**STORED DATA:**
+ + + +

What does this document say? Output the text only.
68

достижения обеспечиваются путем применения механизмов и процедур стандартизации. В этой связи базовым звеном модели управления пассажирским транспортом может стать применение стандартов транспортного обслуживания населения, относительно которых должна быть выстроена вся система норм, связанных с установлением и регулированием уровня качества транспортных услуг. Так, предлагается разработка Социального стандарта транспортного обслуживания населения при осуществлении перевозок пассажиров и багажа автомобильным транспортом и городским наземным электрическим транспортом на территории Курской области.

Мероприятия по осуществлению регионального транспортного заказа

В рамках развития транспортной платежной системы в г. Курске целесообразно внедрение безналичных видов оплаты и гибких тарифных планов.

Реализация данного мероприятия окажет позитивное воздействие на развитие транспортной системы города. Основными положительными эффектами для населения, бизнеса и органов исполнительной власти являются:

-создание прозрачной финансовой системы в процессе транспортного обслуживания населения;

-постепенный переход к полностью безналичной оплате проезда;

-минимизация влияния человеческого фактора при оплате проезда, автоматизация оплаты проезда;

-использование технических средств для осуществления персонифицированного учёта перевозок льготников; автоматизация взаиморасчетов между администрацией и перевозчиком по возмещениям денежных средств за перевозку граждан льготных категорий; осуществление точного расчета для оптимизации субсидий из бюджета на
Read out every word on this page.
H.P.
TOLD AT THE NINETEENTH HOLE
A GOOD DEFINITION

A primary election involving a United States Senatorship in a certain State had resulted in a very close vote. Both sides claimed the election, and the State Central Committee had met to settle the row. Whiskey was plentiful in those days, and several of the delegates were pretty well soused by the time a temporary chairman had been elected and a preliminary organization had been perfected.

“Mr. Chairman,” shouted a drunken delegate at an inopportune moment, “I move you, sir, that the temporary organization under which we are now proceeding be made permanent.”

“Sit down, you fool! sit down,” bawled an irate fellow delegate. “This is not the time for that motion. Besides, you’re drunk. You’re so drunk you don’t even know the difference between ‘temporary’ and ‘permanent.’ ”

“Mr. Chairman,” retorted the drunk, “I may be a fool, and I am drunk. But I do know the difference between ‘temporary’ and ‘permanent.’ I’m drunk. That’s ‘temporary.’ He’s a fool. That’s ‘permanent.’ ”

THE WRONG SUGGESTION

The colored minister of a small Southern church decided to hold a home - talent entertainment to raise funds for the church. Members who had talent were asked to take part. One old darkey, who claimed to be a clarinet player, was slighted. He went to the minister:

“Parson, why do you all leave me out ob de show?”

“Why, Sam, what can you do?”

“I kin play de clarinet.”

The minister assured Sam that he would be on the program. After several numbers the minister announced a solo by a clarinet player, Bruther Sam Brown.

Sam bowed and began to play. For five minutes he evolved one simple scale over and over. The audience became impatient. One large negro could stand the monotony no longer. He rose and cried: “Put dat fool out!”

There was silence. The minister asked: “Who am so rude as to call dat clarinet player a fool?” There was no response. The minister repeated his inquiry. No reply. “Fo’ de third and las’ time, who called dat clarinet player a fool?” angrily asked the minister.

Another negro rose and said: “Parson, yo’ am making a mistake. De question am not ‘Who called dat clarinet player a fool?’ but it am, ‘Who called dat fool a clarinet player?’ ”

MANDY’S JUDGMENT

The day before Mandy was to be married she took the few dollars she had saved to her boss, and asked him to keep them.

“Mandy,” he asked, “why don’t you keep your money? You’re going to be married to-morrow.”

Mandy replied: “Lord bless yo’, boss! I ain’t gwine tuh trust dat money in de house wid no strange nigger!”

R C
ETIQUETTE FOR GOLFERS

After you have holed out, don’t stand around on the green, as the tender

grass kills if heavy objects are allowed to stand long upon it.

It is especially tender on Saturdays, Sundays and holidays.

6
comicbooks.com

+ + + +

**THE EXERCISE:**
Extract the full set of entries word for word.

**OUTPUT FOR THIS TASK:**
What does this document say? Output the text only.
68

достижения обеспечиваются путем применения механизмов и процедур стандартизации. В этой связи базовым звеном модели управления пассажирским транспортом может стать применение стандартов транспортного обслуживания населения, относительно которых должна быть выстроена вся система норм, связанных с установлением и регулированием уровня качества транспортных услуг. Так, предлагается разработка Социального стандарта транспортного обслуживания населения при осуществлении перевозок пассажиров и багажа автомобильным транспортом и городским наземным электрическим транспортом на территории Курской области.

Мероприятия по осуществлению регионального транспортного заказа

В рамках развития транспортной платежной системы в г. Курске целесообразно внедрение безналичных видов оплаты и гибких тарифных планов.

Реализация данного мероприятия окажет позитивное воздействие на развитие транспортной системы города. Основными положительными эффектами для населения, бизнеса и органов исполнительной власти являются:

-создание прозрачной финансовой системы в процессе транспортного обслуживания населения;

-постепенный переход к полностью безналичной оплате проезда;

-минимизация влияния человеческого фактора при оплате проезда, автоматизация оплаты проезда;

-использование технических средств для осуществления персонифицированного учёта перевозок льготников; автоматизация взаиморасчетов между администрацией и перевозчиком по возмещениям денежных средств за перевозку граждан льготных категорий; осуществление точного расчета для оптимизации субсидий из бюджета на
Read out every word on this page.
H.P.
TOLD AT THE NINETEENTH HOLE
A GOOD DEFINITION

A primary election involving a United States Senatorship in a certain State had resulted in a very close vote. Both sides claimed the election, and the State Central Committee had met to settle the row. Whiskey was plentiful in those days, and several of the delegates were pretty well soused by the time a temporary chairman had been elected and a preliminary organization had been perfected.

“Mr. Chairman,” shouted a drunken delegate at an inopportune moment, “I move you, sir, that the temporary organization under which we are now proceeding be made permanent.”

“Sit down, you fool! sit down,” bawled an irate fellow delegate. “This is not the time for that motion. Besides, you’re drunk. You’re so drunk you don’t even know the difference between ‘temporary’ and ‘permanent.’ ”

“Mr. Chairman,” retorted the drunk, “I may be a fool, and I am drunk. But I do know the difference between ‘temporary’ and ‘permanent.’ I’m drunk. That’s ‘temporary.’ He’s a fool. That’s ‘permanent.’ ”

THE WRONG SUGGESTION

The colored minister of a small Southern church decided to hold a home - talent entertainment to raise funds for the church. Members who had talent were asked to take part. One old darkey, who claimed to be a clarinet player, was slighted. He went to the minister:

“Parson, why do you all leave me out ob de show?”

“Why, Sam, what can you do?”

“I kin play de clarinet.”

The minister assured Sam that he would be on the program. After several numbers the minister announced a solo by a clarinet player, Bruther Sam Brown.

Sam bowed and began to play. For five minutes he evolved one simple scale over and over. The audience became impatient. One large negro could stand the monotony no longer. He rose and cried: “Put dat fool out!”

There was silence. The minister asked: “Who am so rude as to call dat clarinet player a fool?” There was no response. The minister repeated his inquiry. No reply. “Fo’ de third and las’ time, who called dat clarinet player a fool?” angrily asked the minister.

Another negro rose and said: “Parson, yo’ am making a mistake. De question am not ‘Who called dat clarinet player a fool?’ but it am, ‘Who called dat fool a clarinet player?’ ”

MANDY’S JUDGMENT

The day before Mandy was to be married she took the few dollars she had saved to her boss, and asked him to keep them.

“Mandy,” he asked, “why don’t you keep your money? You’re going to be married to-morrow.”

Mandy replied: “Lord bless yo’, boss! I ain’t gwine tuh trust dat money in de house wid no strange nigger!”

R C
ETIQUETTE FOR GOLFERS

After you have holed out, don’t stand around on the green, as the tender

grass kills if heavy objects are allowed to stand long upon it.

It is especially tender on Saturdays, Sundays and holidays.

6
comicbooks.com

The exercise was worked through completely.